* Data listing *
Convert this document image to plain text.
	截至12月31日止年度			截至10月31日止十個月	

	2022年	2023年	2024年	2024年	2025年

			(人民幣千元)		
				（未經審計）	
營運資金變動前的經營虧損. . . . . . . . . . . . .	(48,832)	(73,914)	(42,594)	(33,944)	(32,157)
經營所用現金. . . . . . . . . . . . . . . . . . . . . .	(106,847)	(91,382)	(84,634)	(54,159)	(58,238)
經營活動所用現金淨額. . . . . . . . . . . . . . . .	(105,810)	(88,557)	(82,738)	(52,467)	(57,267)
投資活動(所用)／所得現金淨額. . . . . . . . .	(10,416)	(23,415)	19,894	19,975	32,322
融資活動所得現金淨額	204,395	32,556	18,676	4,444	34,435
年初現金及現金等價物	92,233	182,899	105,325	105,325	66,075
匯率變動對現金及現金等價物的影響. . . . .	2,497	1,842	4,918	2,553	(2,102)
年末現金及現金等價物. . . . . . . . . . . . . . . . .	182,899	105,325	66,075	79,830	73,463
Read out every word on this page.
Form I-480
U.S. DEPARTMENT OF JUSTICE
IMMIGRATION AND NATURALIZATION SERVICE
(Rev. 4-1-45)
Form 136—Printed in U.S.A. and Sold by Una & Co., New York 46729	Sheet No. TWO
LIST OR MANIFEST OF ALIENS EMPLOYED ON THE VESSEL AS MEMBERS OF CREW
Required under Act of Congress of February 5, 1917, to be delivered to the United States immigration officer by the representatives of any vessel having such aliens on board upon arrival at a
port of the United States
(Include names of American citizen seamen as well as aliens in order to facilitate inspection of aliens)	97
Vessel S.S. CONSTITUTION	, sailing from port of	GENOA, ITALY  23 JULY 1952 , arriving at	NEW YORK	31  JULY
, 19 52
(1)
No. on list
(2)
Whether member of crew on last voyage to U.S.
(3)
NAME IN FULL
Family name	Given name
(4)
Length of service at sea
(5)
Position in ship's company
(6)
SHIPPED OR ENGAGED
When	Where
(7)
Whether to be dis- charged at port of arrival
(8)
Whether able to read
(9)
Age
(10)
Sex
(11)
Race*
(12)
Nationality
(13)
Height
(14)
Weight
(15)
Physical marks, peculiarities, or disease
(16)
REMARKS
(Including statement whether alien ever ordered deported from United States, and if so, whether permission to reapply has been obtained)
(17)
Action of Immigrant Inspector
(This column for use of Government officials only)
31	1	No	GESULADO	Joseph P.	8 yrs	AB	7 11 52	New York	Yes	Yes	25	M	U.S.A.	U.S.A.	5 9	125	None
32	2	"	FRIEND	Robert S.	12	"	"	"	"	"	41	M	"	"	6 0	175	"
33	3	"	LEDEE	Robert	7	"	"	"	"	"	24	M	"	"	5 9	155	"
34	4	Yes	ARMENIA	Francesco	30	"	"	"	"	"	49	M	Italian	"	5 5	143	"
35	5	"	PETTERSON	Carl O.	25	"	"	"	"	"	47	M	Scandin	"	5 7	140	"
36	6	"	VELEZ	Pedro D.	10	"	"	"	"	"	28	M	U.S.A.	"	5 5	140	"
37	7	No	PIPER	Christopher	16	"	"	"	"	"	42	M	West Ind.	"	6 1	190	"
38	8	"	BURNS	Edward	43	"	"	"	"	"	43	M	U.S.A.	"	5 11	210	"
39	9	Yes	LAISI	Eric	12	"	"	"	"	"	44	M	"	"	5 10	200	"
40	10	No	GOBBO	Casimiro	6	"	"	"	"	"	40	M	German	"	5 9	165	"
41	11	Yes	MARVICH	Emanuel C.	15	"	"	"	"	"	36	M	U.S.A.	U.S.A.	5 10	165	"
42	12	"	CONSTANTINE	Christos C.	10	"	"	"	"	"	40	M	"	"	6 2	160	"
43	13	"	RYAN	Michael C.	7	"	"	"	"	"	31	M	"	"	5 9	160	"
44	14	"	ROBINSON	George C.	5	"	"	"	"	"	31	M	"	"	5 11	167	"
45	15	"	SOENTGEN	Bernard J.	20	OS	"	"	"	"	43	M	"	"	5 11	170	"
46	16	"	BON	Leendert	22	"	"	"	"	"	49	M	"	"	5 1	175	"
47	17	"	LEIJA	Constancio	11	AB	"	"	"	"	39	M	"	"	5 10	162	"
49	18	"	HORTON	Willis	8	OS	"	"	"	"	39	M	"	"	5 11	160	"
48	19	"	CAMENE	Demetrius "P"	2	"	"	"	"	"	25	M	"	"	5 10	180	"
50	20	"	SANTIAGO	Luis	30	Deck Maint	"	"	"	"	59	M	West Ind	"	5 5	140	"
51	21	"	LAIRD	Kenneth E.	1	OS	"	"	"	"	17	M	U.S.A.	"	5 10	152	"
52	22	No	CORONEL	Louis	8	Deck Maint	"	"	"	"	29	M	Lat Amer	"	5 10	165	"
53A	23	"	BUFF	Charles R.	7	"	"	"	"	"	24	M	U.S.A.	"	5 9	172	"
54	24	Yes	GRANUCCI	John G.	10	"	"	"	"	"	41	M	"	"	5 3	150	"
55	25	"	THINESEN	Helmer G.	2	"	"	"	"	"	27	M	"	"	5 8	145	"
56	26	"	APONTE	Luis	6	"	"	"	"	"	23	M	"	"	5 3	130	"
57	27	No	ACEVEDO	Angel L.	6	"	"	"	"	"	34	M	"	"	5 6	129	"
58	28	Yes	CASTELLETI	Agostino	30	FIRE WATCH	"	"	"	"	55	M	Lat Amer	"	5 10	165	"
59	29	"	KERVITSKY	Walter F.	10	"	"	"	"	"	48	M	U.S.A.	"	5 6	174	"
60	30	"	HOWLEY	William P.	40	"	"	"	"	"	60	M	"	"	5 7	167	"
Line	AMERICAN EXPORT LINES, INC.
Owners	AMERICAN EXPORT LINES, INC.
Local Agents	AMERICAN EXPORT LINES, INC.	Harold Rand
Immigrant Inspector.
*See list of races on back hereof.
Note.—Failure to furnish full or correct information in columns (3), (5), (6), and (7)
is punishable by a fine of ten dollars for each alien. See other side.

* AIM *
Find and copy each line above that includes the string "Immigrant".

* EXERCISE RESULT *
Action of Immigrant Inspector
Immigrant Inspector.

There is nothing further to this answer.